• _Stated exercise_: Retype all the entries word for word, but omit the pictures.

-- BEGIN Source material --

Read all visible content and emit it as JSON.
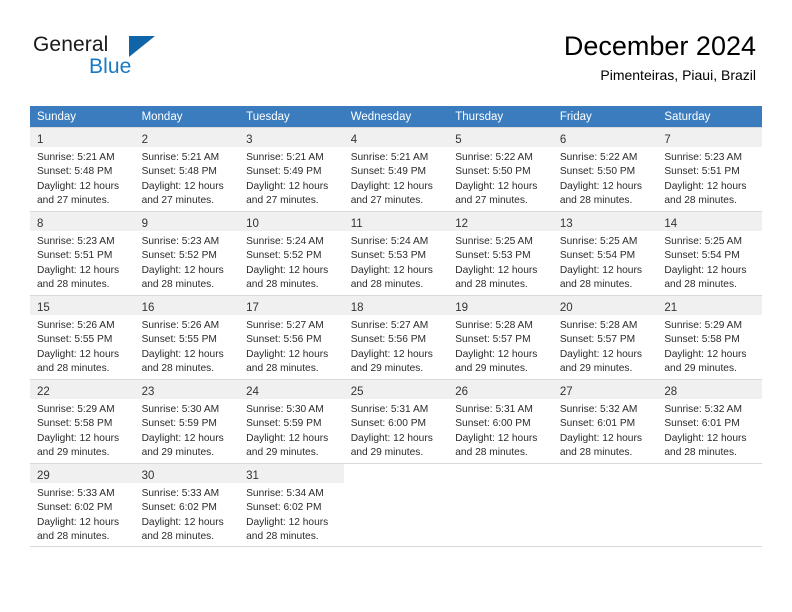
{
  "brand": {
    "name_part1": "General",
    "name_part2": "Blue",
    "accent_color": "#1b79c3",
    "triangle_color": "#1064a8"
  },
  "header": {
    "month_title": "December 2024",
    "location": "Pimenteiras, Piaui, Brazil"
  },
  "calendar": {
    "header_color": "#3a7cbe",
    "weekday_headers": [
      "Sunday",
      "Monday",
      "Tuesday",
      "Wednesday",
      "Thursday",
      "Friday",
      "Saturday"
    ],
    "weeks": [
      [
        {
          "day": "1",
          "sunrise": "Sunrise: 5:21 AM",
          "sunset": "Sunset: 5:48 PM",
          "daylight1": "Daylight: 12 hours",
          "daylight2": "and 27 minutes."
        },
        {
          "day": "2",
          "sunrise": "Sunrise: 5:21 AM",
          "sunset": "Sunset: 5:48 PM",
          "daylight1": "Daylight: 12 hours",
          "daylight2": "and 27 minutes."
        },
        {
          "day": "3",
          "sunrise": "Sunrise: 5:21 AM",
          "sunset": "Sunset: 5:49 PM",
          "daylight1": "Daylight: 12 hours",
          "daylight2": "and 27 minutes."
        },
        {
          "day": "4",
          "sunrise": "Sunrise: 5:21 AM",
          "sunset": "Sunset: 5:49 PM",
          "daylight1": "Daylight: 12 hours",
          "daylight2": "and 27 minutes."
        },
        {
          "day": "5",
          "sunrise": "Sunrise: 5:22 AM",
          "sunset": "Sunset: 5:50 PM",
          "daylight1": "Daylight: 12 hours",
          "daylight2": "and 27 minutes."
        },
        {
          "day": "6",
          "sunrise": "Sunrise: 5:22 AM",
          "sunset": "Sunset: 5:50 PM",
          "daylight1": "Daylight: 12 hours",
          "daylight2": "and 28 minutes."
        },
        {
          "day": "7",
          "sunrise": "Sunrise: 5:23 AM",
          "sunset": "Sunset: 5:51 PM",
          "daylight1": "Daylight: 12 hours",
          "daylight2": "and 28 minutes."
        }
      ],
      [
        {
          "day": "8",
          "sunrise": "Sunrise: 5:23 AM",
          "sunset": "Sunset: 5:51 PM",
          "daylight1": "Daylight: 12 hours",
          "daylight2": "and 28 minutes."
        },
        {
          "day": "9",
          "sunrise": "Sunrise: 5:23 AM",
          "sunset": "Sunset: 5:52 PM",
          "daylight1": "Daylight: 12 hours",
          "daylight2": "and 28 minutes."
        },
        {
          "day": "10",
          "sunrise": "Sunrise: 5:24 AM",
          "sunset": "Sunset: 5:52 PM",
          "daylight1": "Daylight: 12 hours",
          "daylight2": "and 28 minutes."
        },
        {
          "day": "11",
          "sunrise": "Sunrise: 5:24 AM",
          "sunset": "Sunset: 5:53 PM",
          "daylight1": "Daylight: 12 hours",
          "daylight2": "and 28 minutes."
        },
        {
          "day": "12",
          "sunrise": "Sunrise: 5:25 AM",
          "sunset": "Sunset: 5:53 PM",
          "daylight1": "Daylight: 12 hours",
          "daylight2": "and 28 minutes."
        },
        {
          "day": "13",
          "sunrise": "Sunrise: 5:25 AM",
          "sunset": "Sunset: 5:54 PM",
          "daylight1": "Daylight: 12 hours",
          "daylight2": "and 28 minutes."
        },
        {
          "day": "14",
          "sunrise": "Sunrise: 5:25 AM",
          "sunset": "Sunset: 5:54 PM",
          "daylight1": "Daylight: 12 hours",
          "daylight2": "and 28 minutes."
        }
      ],
      [
        {
          "day": "15",
          "sunrise": "Sunrise: 5:26 AM",
          "sunset": "Sunset: 5:55 PM",
          "daylight1": "Daylight: 12 hours",
          "daylight2": "and 28 minutes."
        },
        {
          "day": "16",
          "sunrise": "Sunrise: 5:26 AM",
          "sunset": "Sunset: 5:55 PM",
          "daylight1": "Daylight: 12 hours",
          "daylight2": "and 28 minutes."
        },
        {
          "day": "17",
          "sunrise": "Sunrise: 5:27 AM",
          "sunset": "Sunset: 5:56 PM",
          "daylight1": "Daylight: 12 hours",
          "daylight2": "and 28 minutes."
        },
        {
          "day": "18",
          "sunrise": "Sunrise: 5:27 AM",
          "sunset": "Sunset: 5:56 PM",
          "daylight1": "Daylight: 12 hours",
          "daylight2": "and 29 minutes."
        },
        {
          "day": "19",
          "sunrise": "Sunrise: 5:28 AM",
          "sunset": "Sunset: 5:57 PM",
          "daylight1": "Daylight: 12 hours",
          "daylight2": "and 29 minutes."
        },
        {
          "day": "20",
          "sunrise": "Sunrise: 5:28 AM",
          "sunset": "Sunset: 5:57 PM",
          "daylight1": "Daylight: 12 hours",
          "daylight2": "and 29 minutes."
        },
        {
          "day": "21",
          "sunrise": "Sunrise: 5:29 AM",
          "sunset": "Sunset: 5:58 PM",
          "daylight1": "Daylight: 12 hours",
          "daylight2": "and 29 minutes."
        }
      ],
      [
        {
          "day": "22",
          "sunrise": "Sunrise: 5:29 AM",
          "sunset": "Sunset: 5:58 PM",
          "daylight1": "Daylight: 12 hours",
          "daylight2": "and 29 minutes."
        },
        {
          "day": "23",
          "sunrise": "Sunrise: 5:30 AM",
          "sunset": "Sunset: 5:59 PM",
          "daylight1": "Daylight: 12 hours",
          "daylight2": "and 29 minutes."
        },
        {
          "day": "24",
          "sunrise": "Sunrise: 5:30 AM",
          "sunset": "Sunset: 5:59 PM",
          "daylight1": "Daylight: 12 hours",
          "daylight2": "and 29 minutes."
        },
        {
          "day": "25",
          "sunrise": "Sunrise: 5:31 AM",
          "sunset": "Sunset: 6:00 PM",
          "daylight1": "Daylight: 12 hours",
          "daylight2": "and 29 minutes."
        },
        {
          "day": "26",
          "sunrise": "Sunrise: 5:31 AM",
          "sunset": "Sunset: 6:00 PM",
          "daylight1": "Daylight: 12 hours",
          "daylight2": "and 28 minutes."
        },
        {
          "day": "27",
          "sunrise": "Sunrise: 5:32 AM",
          "sunset": "Sunset: 6:01 PM",
          "daylight1": "Daylight: 12 hours",
          "daylight2": "and 28 minutes."
        },
        {
          "day": "28",
          "sunrise": "Sunrise: 5:32 AM",
          "sunset": "Sunset: 6:01 PM",
          "daylight1": "Daylight: 12 hours",
          "daylight2": "and 28 minutes."
        }
      ],
      [
        {
          "day": "29",
          "sunrise": "Sunrise: 5:33 AM",
          "sunset": "Sunset: 6:02 PM",
          "daylight1": "Daylight: 12 hours",
          "daylight2": "and 28 minutes."
        },
        {
          "day": "30",
          "sunrise": "Sunrise: 5:33 AM",
          "sunset": "Sunset: 6:02 PM",
          "daylight1": "Daylight: 12 hours",
          "daylight2": "and 28 minutes."
        },
        {
          "day": "31",
          "sunrise": "Sunrise: 5:34 AM",
          "sunset": "Sunset: 6:02 PM",
          "daylight1": "Daylight: 12 hours",
          "daylight2": "and 28 minutes."
        },
        {
          "day": "",
          "sunrise": "",
          "sunset": "",
          "daylight1": "",
          "daylight2": ""
        },
        {
          "day": "",
          "sunrise": "",
          "sunset": "",
          "daylight1": "",
          "daylight2": ""
        },
        {
          "day": "",
          "sunrise": "",
          "sunset": "",
          "daylight1": "",
          "daylight2": ""
        },
        {
          "day": "",
          "sunrise": "",
          "sunset": "",
          "daylight1": "",
          "daylight2": ""
        }
      ]
    ]
  }
}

-- END Source material --

• _Exercise response_:
Read all visible content and emit it as JSON.
{
  "brand": {
    "name_part1": "General",
    "name_part2": "Blue",
    "accent_color": "#1b79c3",
    "triangle_color": "#1064a8"
  },
  "header": {
    "month_title": "December 2024",
    "location": "Pimenteiras, Piaui, Brazil"
  },
  "calendar": {
    "header_color": "#3a7cbe",
    "weekday_headers": [
      "Sunday",
      "Monday",
      "Tuesday",
      "Wednesday",
      "Thursday",
      "Friday",
      "Saturday"
    ],
    "weeks": [
      [
        {
          "day": "1",
          "sunrise": "Sunrise: 5:21 AM",
          "sunset": "Sunset: 5:48 PM",
          "daylight1": "Daylight: 12 hours",
          "daylight2": "and 27 minutes."
        },
        {
          "day": "2",
          "sunrise": "Sunrise: 5:21 AM",
          "sunset": "Sunset: 5:48 PM",
          "daylight1": "Daylight: 12 hours",
          "daylight2": "and 27 minutes."
        },
        {
          "day": "3",
          "sunrise": "Sunrise: 5:21 AM",
          "sunset": "Sunset: 5:49 PM",
          "daylight1": "Daylight: 12 hours",
          "daylight2": "and 27 minutes."
        },
        {
          "day": "4",
          "sunrise": "Sunrise: 5:21 AM",
          "sunset": "Sunset: 5:49 PM",
          "daylight1": "Daylight: 12 hours",
          "daylight2": "and 27 minutes."
        },
        {
          "day": "5",
          "sunrise": "Sunrise: 5:22 AM",
          "sunset": "Sunset: 5:50 PM",
          "daylight1": "Daylight: 12 hours",
          "daylight2": "and 27 minutes."
        },
        {
          "day": "6",
          "sunrise": "Sunrise: 5:22 AM",
          "sunset": "Sunset: 5:50 PM",
          "daylight1": "Daylight: 12 hours",
          "daylight2": "and 28 minutes."
        },
        {
          "day": "7",
          "sunrise": "Sunrise: 5:23 AM",
          "sunset": "Sunset: 5:51 PM",
          "daylight1": "Daylight: 12 hours",
          "daylight2": "and 28 minutes."
        }
      ],
      [
        {
          "day": "8",
          "sunrise": "Sunrise: 5:23 AM",
          "sunset": "Sunset: 5:51 PM",
          "daylight1": "Daylight: 12 hours",
          "daylight2": "and 28 minutes."
        },
        {
          "day": "9",
          "sunrise": "Sunrise: 5:23 AM",
          "sunset": "Sunset: 5:52 PM",
          "daylight1": "Daylight: 12 hours",
          "daylight2": "and 28 minutes."
        },
        {
          "day": "10",
          "sunrise": "Sunrise: 5:24 AM",
          "sunset": "Sunset: 5:52 PM",
          "daylight1": "Daylight: 12 hours",
          "daylight2": "and 28 minutes."
        },
        {
          "day": "11",
          "sunrise": "Sunrise: 5:24 AM",
          "sunset": "Sunset: 5:53 PM",
          "daylight1": "Daylight: 12 hours",
          "daylight2": "and 28 minutes."
        },
        {
          "day": "12",
          "sunrise": "Sunrise: 5:25 AM",
          "sunset": "Sunset: 5:53 PM",
          "daylight1": "Daylight: 12 hours",
          "daylight2": "and 28 minutes."
        },
        {
          "day": "13",
          "sunrise": "Sunrise: 5:25 AM",
          "sunset": "Sunset: 5:54 PM",
          "daylight1": "Daylight: 12 hours",
          "daylight2": "and 28 minutes."
        },
        {
          "day": "14",
          "sunrise": "Sunrise: 5:25 AM",
          "sunset": "Sunset: 5:54 PM",
          "daylight1": "Daylight: 12 hours",
          "daylight2": "and 28 minutes."
        }
      ],
      [
        {
          "day": "15",
          "sunrise": "Sunrise: 5:26 AM",
          "sunset": "Sunset: 5:55 PM",
          "daylight1": "Daylight: 12 hours",
          "daylight2": "and 28 minutes."
        },
        {
          "day": "16",
          "sunrise": "Sunrise: 5:26 AM",
          "sunset": "Sunset: 5:55 PM",
          "daylight1": "Daylight: 12 hours",
          "daylight2": "and 28 minutes."
        },
        {
          "day": "17",
          "sunrise": "Sunrise: 5:27 AM",
          "sunset": "Sunset: 5:56 PM",
          "daylight1": "Daylight: 12 hours",
          "daylight2": "and 28 minutes."
        },
        {
          "day": "18",
          "sunrise": "Sunrise: 5:27 AM",
          "sunset": "Sunset: 5:56 PM",
          "daylight1": "Daylight: 12 hours",
          "daylight2": "and 29 minutes."
        },
        {
          "day": "19",
          "sunrise": "Sunrise: 5:28 AM",
          "sunset": "Sunset: 5:57 PM",
          "daylight1": "Daylight: 12 hours",
          "daylight2": "and 29 minutes."
        },
        {
          "day": "20",
          "sunrise": "Sunrise: 5:28 AM",
          "sunset": "Sunset: 5:57 PM",
          "daylight1": "Daylight: 12 hours",
          "daylight2": "and 29 minutes."
        },
        {
          "day": "21",
          "sunrise": "Sunrise: 5:29 AM",
          "sunset": "Sunset: 5:58 PM",
          "daylight1": "Daylight: 12 hours",
          "daylight2": "and 29 minutes."
        }
      ],
      [
        {
          "day": "22",
          "sunrise": "Sunrise: 5:29 AM",
          "sunset": "Sunset: 5:58 PM",
          "daylight1": "Daylight: 12 hours",
          "daylight2": "and 29 minutes."
        },
        {
          "day": "23",
          "sunrise": "Sunrise: 5:30 AM",
          "sunset": "Sunset: 5:59 PM",
          "daylight1": "Daylight: 12 hours",
          "daylight2": "and 29 minutes."
        },
        {
          "day": "24",
          "sunrise": "Sunrise: 5:30 AM",
          "sunset": "Sunset: 5:59 PM",
          "daylight1": "Daylight: 12 hours",
          "daylight2": "and 29 minutes."
        },
        {
          "day": "25",
          "sunrise": "Sunrise: 5:31 AM",
          "sunset": "Sunset: 6:00 PM",
          "daylight1": "Daylight: 12 hours",
          "daylight2": "and 29 minutes."
        },
        {
          "day": "26",
          "sunrise": "Sunrise: 5:31 AM",
          "sunset": "Sunset: 6:00 PM",
          "daylight1": "Daylight: 12 hours",
          "daylight2": "and 28 minutes."
        },
        {
          "day": "27",
          "sunrise": "Sunrise: 5:32 AM",
          "sunset": "Sunset: 6:01 PM",
          "daylight1": "Daylight: 12 hours",
          "daylight2": "and 28 minutes."
        },
        {
          "day": "28",
          "sunrise": "Sunrise: 5:32 AM",
          "sunset": "Sunset: 6:01 PM",
          "daylight1": "Daylight: 12 hours",
          "daylight2": "and 28 minutes."
        }
      ],
      [
        {
          "day": "29",
          "sunrise": "Sunrise: 5:33 AM",
          "sunset": "Sunset: 6:02 PM",
          "daylight1": "Daylight: 12 hours",
          "daylight2": "and 28 minutes."
        },
        {
          "day": "30",
          "sunrise": "Sunrise: 5:33 AM",
          "sunset": "Sunset: 6:02 PM",
          "daylight1": "Daylight: 12 hours",
          "daylight2": "and 28 minutes."
        },
        {
          "day": "31",
          "sunrise": "Sunrise: 5:34 AM",
          "sunset": "Sunset: 6:02 PM",
          "daylight1": "Daylight: 12 hours",
          "daylight2": "and 28 minutes."
        },
        {
          "day": "",
          "sunrise": "",
          "sunset": "",
          "daylight1": "",
          "daylight2": ""
        },
        {
          "day": "",
          "sunrise": "",
          "sunset": "",
          "daylight1": "",
          "daylight2": ""
        },
        {
          "day": "",
          "sunrise": "",
          "sunset": "",
          "daylight1": "",
          "daylight2": ""
        },
        {
          "day": "",
          "sunrise": "",
          "sunset": "",
          "daylight1": "",
          "daylight2": ""
        }
      ]
    ]
  }
}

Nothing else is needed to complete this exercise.